- Exercise -
Identify all lines in the data containing the string "intestine". Copy them out.

- Data excerpts -
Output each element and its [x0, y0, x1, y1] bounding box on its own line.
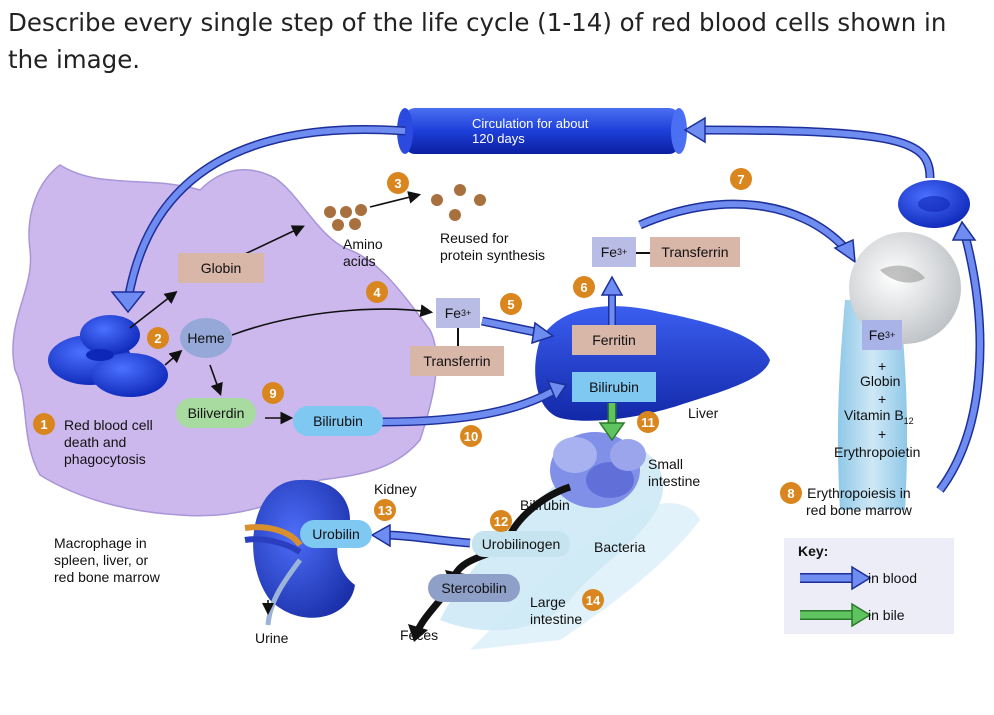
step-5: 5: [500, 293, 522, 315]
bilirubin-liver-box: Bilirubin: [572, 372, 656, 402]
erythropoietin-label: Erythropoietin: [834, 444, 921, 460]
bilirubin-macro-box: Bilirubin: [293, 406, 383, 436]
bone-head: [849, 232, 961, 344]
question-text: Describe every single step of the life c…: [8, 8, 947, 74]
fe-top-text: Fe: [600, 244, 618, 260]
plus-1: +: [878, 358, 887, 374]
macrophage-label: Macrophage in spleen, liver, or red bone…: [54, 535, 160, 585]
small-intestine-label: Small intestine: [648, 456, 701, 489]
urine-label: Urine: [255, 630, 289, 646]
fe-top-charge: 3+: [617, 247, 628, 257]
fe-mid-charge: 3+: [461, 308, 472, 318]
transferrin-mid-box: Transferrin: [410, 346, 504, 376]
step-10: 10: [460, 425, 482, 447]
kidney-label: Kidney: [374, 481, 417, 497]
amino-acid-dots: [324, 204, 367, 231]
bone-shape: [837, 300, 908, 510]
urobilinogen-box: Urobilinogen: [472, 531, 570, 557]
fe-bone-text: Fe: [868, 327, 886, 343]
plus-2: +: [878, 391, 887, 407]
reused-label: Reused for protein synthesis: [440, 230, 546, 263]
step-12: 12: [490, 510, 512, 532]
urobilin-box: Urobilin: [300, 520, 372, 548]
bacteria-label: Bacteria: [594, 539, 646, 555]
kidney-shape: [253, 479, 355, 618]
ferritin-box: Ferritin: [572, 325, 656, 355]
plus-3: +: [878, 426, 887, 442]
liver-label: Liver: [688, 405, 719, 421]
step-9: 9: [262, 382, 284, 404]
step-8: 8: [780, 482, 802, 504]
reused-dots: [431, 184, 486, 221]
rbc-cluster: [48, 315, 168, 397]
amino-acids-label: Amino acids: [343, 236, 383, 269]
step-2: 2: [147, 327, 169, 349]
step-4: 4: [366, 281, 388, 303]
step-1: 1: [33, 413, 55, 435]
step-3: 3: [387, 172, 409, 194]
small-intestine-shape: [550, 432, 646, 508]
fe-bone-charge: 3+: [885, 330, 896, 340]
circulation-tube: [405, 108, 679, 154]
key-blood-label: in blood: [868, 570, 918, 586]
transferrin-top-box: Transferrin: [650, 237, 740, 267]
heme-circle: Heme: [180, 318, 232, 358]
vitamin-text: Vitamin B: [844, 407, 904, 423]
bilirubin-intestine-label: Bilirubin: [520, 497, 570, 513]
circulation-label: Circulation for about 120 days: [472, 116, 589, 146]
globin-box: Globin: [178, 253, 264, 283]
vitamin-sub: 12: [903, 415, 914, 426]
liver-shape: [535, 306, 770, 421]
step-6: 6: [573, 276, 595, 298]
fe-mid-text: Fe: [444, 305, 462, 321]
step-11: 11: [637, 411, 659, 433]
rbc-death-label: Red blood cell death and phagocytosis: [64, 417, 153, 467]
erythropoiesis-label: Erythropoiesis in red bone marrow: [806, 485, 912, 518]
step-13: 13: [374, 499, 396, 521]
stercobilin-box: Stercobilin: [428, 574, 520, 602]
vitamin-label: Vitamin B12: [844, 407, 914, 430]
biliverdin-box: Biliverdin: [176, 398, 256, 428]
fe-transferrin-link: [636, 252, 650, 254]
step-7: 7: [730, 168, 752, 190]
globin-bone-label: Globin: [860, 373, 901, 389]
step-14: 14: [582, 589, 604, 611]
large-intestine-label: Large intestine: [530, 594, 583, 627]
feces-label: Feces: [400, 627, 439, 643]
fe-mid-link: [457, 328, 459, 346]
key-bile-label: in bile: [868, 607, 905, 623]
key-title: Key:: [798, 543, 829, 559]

- Result -
small-intestine-label: Small intestine: [648, 456, 701, 489]
small-intestine-shape: [550, 432, 646, 508]
bilirubin-intestine-label: Bilirubin: [520, 497, 570, 513]
large-intestine-label: Large intestine: [530, 594, 583, 627]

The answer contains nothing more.